Directions for this task —
Below are the records. List every line holding the word "Test".

Dataset —
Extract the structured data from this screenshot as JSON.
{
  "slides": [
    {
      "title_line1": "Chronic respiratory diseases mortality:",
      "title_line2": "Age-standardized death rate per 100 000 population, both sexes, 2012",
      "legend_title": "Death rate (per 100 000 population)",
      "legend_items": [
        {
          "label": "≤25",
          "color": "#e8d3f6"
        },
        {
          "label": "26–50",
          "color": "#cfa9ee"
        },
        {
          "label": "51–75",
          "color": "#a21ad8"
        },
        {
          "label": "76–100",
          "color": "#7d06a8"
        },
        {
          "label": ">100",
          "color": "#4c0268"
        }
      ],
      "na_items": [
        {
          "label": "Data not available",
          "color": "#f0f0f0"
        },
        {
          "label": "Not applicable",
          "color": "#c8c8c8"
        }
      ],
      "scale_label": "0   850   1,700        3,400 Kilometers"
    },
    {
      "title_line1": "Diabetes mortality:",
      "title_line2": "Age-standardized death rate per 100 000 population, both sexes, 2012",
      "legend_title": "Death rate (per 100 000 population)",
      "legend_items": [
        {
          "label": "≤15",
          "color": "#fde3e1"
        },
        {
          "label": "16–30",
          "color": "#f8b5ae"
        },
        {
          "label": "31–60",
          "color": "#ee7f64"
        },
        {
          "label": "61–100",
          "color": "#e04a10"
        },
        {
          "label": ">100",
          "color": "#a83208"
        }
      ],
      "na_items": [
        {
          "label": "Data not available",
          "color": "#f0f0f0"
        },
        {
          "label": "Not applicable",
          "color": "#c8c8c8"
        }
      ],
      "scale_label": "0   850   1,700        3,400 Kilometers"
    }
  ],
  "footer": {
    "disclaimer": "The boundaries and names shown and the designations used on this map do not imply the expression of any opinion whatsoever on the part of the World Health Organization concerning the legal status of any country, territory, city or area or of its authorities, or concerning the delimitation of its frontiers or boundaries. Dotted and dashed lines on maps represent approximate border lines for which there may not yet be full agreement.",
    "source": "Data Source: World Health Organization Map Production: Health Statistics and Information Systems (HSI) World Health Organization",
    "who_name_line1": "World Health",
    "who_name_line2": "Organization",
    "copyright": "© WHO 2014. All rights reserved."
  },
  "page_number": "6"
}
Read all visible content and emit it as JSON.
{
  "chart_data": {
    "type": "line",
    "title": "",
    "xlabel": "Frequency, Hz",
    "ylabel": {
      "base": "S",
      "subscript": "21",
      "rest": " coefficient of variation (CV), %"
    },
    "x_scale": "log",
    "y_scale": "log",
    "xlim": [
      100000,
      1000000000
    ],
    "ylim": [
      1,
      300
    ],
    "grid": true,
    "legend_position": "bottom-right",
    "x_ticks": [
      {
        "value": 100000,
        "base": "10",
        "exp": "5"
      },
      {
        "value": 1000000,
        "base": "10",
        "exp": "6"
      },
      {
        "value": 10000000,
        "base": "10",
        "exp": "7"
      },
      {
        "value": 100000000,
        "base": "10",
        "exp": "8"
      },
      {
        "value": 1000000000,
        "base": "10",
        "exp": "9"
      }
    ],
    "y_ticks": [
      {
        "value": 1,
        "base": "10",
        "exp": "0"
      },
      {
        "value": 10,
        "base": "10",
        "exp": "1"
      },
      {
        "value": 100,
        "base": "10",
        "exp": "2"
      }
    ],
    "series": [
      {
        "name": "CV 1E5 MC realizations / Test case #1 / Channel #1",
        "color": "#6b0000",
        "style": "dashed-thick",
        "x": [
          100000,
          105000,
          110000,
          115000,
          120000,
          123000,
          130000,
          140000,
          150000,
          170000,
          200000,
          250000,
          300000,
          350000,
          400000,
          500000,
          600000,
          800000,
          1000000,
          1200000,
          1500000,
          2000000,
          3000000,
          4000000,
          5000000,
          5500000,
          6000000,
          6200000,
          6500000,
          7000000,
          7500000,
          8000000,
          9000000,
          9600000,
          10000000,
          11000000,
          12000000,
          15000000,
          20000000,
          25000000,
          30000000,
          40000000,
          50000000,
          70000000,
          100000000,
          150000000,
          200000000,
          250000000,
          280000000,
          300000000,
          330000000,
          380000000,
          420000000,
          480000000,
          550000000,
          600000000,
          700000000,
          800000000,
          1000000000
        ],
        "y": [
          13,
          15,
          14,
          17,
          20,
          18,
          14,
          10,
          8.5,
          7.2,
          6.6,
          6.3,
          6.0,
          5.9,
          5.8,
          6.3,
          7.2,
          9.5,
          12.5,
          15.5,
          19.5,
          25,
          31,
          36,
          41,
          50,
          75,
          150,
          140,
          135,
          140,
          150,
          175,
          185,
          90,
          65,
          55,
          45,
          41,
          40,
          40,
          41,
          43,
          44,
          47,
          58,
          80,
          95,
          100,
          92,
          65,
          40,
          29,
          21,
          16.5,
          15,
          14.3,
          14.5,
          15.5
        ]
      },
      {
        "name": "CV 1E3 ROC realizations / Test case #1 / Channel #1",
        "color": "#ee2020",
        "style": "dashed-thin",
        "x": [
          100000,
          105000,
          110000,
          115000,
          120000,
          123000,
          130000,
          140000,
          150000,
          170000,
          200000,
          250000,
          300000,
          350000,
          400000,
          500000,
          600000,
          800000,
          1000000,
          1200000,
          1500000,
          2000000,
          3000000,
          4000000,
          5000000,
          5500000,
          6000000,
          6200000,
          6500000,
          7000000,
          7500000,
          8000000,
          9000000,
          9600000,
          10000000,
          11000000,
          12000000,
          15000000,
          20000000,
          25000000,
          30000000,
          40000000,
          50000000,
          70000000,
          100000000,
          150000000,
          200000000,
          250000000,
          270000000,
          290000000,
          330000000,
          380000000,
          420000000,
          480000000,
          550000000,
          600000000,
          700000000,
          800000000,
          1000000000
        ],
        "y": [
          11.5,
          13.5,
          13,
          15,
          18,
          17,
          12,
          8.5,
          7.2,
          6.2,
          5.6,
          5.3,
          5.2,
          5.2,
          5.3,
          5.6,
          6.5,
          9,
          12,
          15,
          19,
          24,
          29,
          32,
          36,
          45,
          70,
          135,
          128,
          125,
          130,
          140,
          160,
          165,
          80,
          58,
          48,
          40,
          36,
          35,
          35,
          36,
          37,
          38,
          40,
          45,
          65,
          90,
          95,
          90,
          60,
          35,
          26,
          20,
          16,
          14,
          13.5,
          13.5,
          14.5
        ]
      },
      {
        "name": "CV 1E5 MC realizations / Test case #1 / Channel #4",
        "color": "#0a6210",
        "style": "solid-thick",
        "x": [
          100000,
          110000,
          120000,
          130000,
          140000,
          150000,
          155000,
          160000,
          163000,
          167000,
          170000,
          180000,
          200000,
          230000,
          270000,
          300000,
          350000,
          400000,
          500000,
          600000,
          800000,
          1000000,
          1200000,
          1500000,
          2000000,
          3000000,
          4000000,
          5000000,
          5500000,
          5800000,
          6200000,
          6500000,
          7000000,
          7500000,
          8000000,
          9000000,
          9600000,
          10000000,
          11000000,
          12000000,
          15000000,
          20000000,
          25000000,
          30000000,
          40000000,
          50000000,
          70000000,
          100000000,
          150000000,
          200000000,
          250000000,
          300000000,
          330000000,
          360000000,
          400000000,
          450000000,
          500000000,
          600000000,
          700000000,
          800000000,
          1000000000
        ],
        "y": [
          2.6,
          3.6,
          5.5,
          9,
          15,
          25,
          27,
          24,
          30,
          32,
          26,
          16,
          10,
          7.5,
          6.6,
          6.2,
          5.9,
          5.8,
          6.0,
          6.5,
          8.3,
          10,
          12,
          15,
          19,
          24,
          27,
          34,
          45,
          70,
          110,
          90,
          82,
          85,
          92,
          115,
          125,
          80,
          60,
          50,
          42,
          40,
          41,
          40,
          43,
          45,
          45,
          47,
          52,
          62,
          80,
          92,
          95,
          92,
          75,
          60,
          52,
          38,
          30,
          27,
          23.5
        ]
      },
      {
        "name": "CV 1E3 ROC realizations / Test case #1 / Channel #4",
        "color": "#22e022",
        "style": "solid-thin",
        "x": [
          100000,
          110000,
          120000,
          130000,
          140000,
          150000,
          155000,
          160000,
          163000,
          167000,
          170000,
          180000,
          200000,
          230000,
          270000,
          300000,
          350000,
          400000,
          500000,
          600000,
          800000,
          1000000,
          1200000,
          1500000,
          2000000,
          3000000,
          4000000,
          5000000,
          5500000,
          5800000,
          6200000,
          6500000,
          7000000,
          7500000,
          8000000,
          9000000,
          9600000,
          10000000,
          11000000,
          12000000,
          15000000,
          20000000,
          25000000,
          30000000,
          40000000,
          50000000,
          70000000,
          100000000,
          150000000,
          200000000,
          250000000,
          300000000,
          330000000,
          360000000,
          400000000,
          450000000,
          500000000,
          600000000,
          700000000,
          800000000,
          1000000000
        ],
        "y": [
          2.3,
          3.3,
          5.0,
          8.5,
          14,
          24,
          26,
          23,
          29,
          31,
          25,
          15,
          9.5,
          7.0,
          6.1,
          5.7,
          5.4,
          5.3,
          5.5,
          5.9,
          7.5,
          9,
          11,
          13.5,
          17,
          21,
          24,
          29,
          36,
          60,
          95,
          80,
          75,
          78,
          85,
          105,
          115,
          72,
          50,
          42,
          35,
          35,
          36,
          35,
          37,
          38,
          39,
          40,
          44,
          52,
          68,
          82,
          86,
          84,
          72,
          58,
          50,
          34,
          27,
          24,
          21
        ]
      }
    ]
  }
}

Output of the task —
        "name": "CV 1E5 MC realizations / Test case #1 / Channel #1",
        "name": "CV 1E3 ROC realizations / Test case #1 / Channel #1",
        "name": "CV 1E5 MC realizations / Test case #1 / Channel #4",
        "name": "CV 1E3 ROC realizations / Test case #1 / Channel #4",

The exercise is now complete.